What the task asks
Please output the lines shown below exactly as they appear.

Task input
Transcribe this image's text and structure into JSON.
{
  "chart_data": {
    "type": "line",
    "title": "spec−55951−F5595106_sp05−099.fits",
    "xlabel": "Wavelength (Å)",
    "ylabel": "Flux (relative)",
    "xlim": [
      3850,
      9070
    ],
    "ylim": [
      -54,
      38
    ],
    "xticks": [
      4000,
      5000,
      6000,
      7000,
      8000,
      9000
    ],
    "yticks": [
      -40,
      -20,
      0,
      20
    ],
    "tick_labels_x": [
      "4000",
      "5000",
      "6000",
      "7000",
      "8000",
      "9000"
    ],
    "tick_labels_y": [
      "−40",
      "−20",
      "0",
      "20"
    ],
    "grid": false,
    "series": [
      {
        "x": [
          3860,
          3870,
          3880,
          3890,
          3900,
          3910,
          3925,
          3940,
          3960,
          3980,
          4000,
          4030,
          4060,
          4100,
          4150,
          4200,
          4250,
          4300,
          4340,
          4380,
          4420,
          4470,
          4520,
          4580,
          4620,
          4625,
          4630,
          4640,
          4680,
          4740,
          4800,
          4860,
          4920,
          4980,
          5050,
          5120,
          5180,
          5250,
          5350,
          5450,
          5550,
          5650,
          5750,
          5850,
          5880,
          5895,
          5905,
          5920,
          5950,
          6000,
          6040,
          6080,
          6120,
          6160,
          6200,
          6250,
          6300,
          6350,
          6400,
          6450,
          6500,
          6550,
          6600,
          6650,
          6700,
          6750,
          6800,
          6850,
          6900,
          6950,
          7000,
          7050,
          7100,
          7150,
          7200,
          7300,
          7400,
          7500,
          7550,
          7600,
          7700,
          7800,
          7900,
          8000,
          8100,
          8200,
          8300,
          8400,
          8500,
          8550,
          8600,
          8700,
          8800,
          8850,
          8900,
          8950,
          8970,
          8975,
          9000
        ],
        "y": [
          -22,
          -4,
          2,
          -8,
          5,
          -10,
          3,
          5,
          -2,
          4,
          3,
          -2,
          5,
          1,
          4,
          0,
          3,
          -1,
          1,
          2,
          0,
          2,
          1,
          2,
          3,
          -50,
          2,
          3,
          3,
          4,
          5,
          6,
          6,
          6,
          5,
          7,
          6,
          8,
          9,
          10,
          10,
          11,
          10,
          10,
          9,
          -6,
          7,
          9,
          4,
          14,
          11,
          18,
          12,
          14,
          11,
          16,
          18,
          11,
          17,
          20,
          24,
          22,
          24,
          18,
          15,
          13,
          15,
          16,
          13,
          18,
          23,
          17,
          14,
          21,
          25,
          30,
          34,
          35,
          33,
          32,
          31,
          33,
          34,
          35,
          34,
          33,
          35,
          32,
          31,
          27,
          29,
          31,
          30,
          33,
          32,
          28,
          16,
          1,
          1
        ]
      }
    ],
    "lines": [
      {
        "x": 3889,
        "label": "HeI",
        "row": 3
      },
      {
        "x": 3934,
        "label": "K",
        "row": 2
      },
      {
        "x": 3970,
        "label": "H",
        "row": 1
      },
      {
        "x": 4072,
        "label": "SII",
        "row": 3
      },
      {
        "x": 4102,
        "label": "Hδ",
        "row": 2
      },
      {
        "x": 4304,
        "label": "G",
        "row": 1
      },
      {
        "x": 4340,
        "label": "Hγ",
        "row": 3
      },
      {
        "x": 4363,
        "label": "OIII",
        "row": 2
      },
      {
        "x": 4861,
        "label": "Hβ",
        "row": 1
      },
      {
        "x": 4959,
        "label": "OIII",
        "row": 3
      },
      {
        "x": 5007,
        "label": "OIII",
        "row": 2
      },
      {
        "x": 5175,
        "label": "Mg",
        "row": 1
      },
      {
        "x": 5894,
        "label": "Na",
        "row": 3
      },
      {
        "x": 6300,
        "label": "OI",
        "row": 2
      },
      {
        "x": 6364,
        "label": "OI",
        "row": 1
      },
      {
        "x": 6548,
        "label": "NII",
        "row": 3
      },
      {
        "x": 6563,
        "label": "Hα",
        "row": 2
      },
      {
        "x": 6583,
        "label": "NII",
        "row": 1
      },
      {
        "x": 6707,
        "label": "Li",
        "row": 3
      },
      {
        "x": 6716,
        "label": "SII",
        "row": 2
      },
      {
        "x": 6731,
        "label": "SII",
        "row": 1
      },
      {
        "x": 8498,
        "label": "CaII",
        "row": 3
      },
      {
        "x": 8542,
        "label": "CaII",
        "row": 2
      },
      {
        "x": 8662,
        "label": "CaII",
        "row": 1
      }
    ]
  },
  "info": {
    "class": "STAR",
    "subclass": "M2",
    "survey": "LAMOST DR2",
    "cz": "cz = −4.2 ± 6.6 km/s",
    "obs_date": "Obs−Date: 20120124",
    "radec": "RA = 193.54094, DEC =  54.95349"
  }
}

Problem solution
Transcribe this image's text and structure into JSON.
{
  "chart_data": {
    "type": "line",
    "title": "spec−55951−F5595106_sp05−099.fits",
    "xlabel": "Wavelength (Å)",
    "ylabel": "Flux (relative)",
    "xlim": [
      3850,
      9070
    ],
    "ylim": [
      -54,
      38
    ],
    "xticks": [
      4000,
      5000,
      6000,
      7000,
      8000,
      9000
    ],
    "yticks": [
      -40,
      -20,
      0,
      20
    ],
    "tick_labels_x": [
      "4000",
      "5000",
      "6000",
      "7000",
      "8000",
      "9000"
    ],
    "tick_labels_y": [
      "−40",
      "−20",
      "0",
      "20"
    ],
    "grid": false,
    "series": [
      {
        "x": [
          3860,
          3870,
          3880,
          3890,
          3900,
          3910,
          3925,
          3940,
          3960,
          3980,
          4000,
          4030,
          4060,
          4100,
          4150,
          4200,
          4250,
          4300,
          4340,
          4380,
          4420,
          4470,
          4520,
          4580,
          4620,
          4625,
          4630,
          4640,
          4680,
          4740,
          4800,
          4860,
          4920,
          4980,
          5050,
          5120,
          5180,
          5250,
          5350,
          5450,
          5550,
          5650,
          5750,
          5850,
          5880,
          5895,
          5905,
          5920,
          5950,
          6000,
          6040,
          6080,
          6120,
          6160,
          6200,
          6250,
          6300,
          6350,
          6400,
          6450,
          6500,
          6550,
          6600,
          6650,
          6700,
          6750,
          6800,
          6850,
          6900,
          6950,
          7000,
          7050,
          7100,
          7150,
          7200,
          7300,
          7400,
          7500,
          7550,
          7600,
          7700,
          7800,
          7900,
          8000,
          8100,
          8200,
          8300,
          8400,
          8500,
          8550,
          8600,
          8700,
          8800,
          8850,
          8900,
          8950,
          8970,
          8975,
          9000
        ],
        "y": [
          -22,
          -4,
          2,
          -8,
          5,
          -10,
          3,
          5,
          -2,
          4,
          3,
          -2,
          5,
          1,
          4,
          0,
          3,
          -1,
          1,
          2,
          0,
          2,
          1,
          2,
          3,
          -50,
          2,
          3,
          3,
          4,
          5,
          6,
          6,
          6,
          5,
          7,
          6,
          8,
          9,
          10,
          10,
          11,
          10,
          10,
          9,
          -6,
          7,
          9,
          4,
          14,
          11,
          18,
          12,
          14,
          11,
          16,
          18,
          11,
          17,
          20,
          24,
          22,
          24,
          18,
          15,
          13,
          15,
          16,
          13,
          18,
          23,
          17,
          14,
          21,
          25,
          30,
          34,
          35,
          33,
          32,
          31,
          33,
          34,
          35,
          34,
          33,
          35,
          32,
          31,
          27,
          29,
          31,
          30,
          33,
          32,
          28,
          16,
          1,
          1
        ]
      }
    ],
    "lines": [
      {
        "x": 3889,
        "label": "HeI",
        "row": 3
      },
      {
        "x": 3934,
        "label": "K",
        "row": 2
      },
      {
        "x": 3970,
        "label": "H",
        "row": 1
      },
      {
        "x": 4072,
        "label": "SII",
        "row": 3
      },
      {
        "x": 4102,
        "label": "Hδ",
        "row": 2
      },
      {
        "x": 4304,
        "label": "G",
        "row": 1
      },
      {
        "x": 4340,
        "label": "Hγ",
        "row": 3
      },
      {
        "x": 4363,
        "label": "OIII",
        "row": 2
      },
      {
        "x": 4861,
        "label": "Hβ",
        "row": 1
      },
      {
        "x": 4959,
        "label": "OIII",
        "row": 3
      },
      {
        "x": 5007,
        "label": "OIII",
        "row": 2
      },
      {
        "x": 5175,
        "label": "Mg",
        "row": 1
      },
      {
        "x": 5894,
        "label": "Na",
        "row": 3
      },
      {
        "x": 6300,
        "label": "OI",
        "row": 2
      },
      {
        "x": 6364,
        "label": "OI",
        "row": 1
      },
      {
        "x": 6548,
        "label": "NII",
        "row": 3
      },
      {
        "x": 6563,
        "label": "Hα",
        "row": 2
      },
      {
        "x": 6583,
        "label": "NII",
        "row": 1
      },
      {
        "x": 6707,
        "label": "Li",
        "row": 3
      },
      {
        "x": 6716,
        "label": "SII",
        "row": 2
      },
      {
        "x": 6731,
        "label": "SII",
        "row": 1
      },
      {
        "x": 8498,
        "label": "CaII",
        "row": 3
      },
      {
        "x": 8542,
        "label": "CaII",
        "row": 2
      },
      {
        "x": 8662,
        "label": "CaII",
        "row": 1
      }
    ]
  },
  "info": {
    "class": "STAR",
    "subclass": "M2",
    "survey": "LAMOST DR2",
    "cz": "cz = −4.2 ± 6.6 km/s",
    "obs_date": "Obs−Date: 20120124",
    "radec": "RA = 193.54094, DEC =  54.95349"
  }
}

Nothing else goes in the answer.